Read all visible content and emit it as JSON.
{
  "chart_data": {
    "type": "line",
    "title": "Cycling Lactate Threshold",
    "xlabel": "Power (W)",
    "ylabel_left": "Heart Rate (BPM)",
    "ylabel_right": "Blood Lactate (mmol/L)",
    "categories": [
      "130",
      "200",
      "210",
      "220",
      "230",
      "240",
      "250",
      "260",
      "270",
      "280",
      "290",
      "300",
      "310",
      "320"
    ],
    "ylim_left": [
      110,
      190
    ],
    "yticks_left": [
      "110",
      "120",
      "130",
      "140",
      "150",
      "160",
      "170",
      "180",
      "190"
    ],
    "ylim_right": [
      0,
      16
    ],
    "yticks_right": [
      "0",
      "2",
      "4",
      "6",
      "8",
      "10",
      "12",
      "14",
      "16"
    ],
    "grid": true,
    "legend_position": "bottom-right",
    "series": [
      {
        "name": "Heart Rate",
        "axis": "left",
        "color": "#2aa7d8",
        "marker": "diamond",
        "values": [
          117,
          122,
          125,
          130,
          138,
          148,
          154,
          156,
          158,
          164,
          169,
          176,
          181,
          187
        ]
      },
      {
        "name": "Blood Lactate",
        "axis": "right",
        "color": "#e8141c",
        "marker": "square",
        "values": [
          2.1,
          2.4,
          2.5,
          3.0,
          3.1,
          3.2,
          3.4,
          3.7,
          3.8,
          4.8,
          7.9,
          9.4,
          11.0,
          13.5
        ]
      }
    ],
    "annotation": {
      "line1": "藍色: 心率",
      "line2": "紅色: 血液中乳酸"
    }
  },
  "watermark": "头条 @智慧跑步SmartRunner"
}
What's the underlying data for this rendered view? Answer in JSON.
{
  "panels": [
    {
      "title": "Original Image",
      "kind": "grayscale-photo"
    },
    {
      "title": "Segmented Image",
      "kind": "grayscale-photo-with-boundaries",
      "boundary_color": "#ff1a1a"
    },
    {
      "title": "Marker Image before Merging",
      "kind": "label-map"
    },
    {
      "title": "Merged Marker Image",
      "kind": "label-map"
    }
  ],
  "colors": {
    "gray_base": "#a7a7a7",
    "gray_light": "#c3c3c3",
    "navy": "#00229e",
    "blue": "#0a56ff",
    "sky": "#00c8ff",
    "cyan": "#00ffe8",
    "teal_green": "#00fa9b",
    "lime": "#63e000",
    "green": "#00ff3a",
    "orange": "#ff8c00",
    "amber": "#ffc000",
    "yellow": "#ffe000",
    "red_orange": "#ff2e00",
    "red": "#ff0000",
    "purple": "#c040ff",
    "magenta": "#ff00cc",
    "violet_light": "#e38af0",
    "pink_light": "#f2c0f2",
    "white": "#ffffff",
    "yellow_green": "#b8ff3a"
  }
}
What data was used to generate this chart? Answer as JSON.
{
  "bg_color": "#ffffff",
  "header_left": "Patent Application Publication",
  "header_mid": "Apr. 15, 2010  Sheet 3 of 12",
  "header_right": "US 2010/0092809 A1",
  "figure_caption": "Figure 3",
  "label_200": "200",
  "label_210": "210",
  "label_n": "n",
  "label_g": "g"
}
--
TASK OBJECTIVE ->
Your task is to quote the listing above word for word.

ANSWER FOR THE TASK ->
Read all visible content and emit it as JSON.
{
  "chart_data": {
    "type": "line",
    "title": "Cycling Lactate Threshold",
    "xlabel": "Power (W)",
    "ylabel_left": "Heart Rate (BPM)",
    "ylabel_right": "Blood Lactate (mmol/L)",
    "categories": [
      "130",
      "200",
      "210",
      "220",
      "230",
      "240",
      "250",
      "260",
      "270",
      "280",
      "290",
      "300",
      "310",
      "320"
    ],
    "ylim_left": [
      110,
      190
    ],
    "yticks_left": [
      "110",
      "120",
      "130",
      "140",
      "150",
      "160",
      "170",
      "180",
      "190"
    ],
    "ylim_right": [
      0,
      16
    ],
    "yticks_right": [
      "0",
      "2",
      "4",
      "6",
      "8",
      "10",
      "12",
      "14",
      "16"
    ],
    "grid": true,
    "legend_position": "bottom-right",
    "series": [
      {
        "name": "Heart Rate",
        "axis": "left",
        "color": "#2aa7d8",
        "marker": "diamond",
        "values": [
          117,
          122,
          125,
          130,
          138,
          148,
          154,
          156,
          158,
          164,
          169,
          176,
          181,
          187
        ]
      },
      {
        "name": "Blood Lactate",
        "axis": "right",
        "color": "#e8141c",
        "marker": "square",
        "values": [
          2.1,
          2.4,
          2.5,
          3.0,
          3.1,
          3.2,
          3.4,
          3.7,
          3.8,
          4.8,
          7.9,
          9.4,
          11.0,
          13.5
        ]
      }
    ],
    "annotation": {
      "line1": "藍色: 心率",
      "line2": "紅色: 血液中乳酸"
    }
  },
  "watermark": "头条 @智慧跑步SmartRunner"
}
What's the underlying data for this rendered view? Answer in JSON.
{
  "panels": [
    {
      "title": "Original Image",
      "kind": "grayscale-photo"
    },
    {
      "title": "Segmented Image",
      "kind": "grayscale-photo-with-boundaries",
      "boundary_color": "#ff1a1a"
    },
    {
      "title": "Marker Image before Merging",
      "kind": "label-map"
    },
    {
      "title": "Merged Marker Image",
      "kind": "label-map"
    }
  ],
  "colors": {
    "gray_base": "#a7a7a7",
    "gray_light": "#c3c3c3",
    "navy": "#00229e",
    "blue": "#0a56ff",
    "sky": "#00c8ff",
    "cyan": "#00ffe8",
    "teal_green": "#00fa9b",
    "lime": "#63e000",
    "green": "#00ff3a",
    "orange": "#ff8c00",
    "amber": "#ffc000",
    "yellow": "#ffe000",
    "red_orange": "#ff2e00",
    "red": "#ff0000",
    "purple": "#c040ff",
    "magenta": "#ff00cc",
    "violet_light": "#e38af0",
    "pink_light": "#f2c0f2",
    "white": "#ffffff",
    "yellow_green": "#b8ff3a"
  }
}
What data was used to generate this chart? Answer as JSON.
{
  "bg_color": "#ffffff",
  "header_left": "Patent Application Publication",
  "header_mid": "Apr. 15, 2010  Sheet 3 of 12",
  "header_right": "US 2010/0092809 A1",
  "figure_caption": "Figure 3",
  "label_200": "200",
  "label_210": "210",
  "label_n": "n",
  "label_g": "g"
}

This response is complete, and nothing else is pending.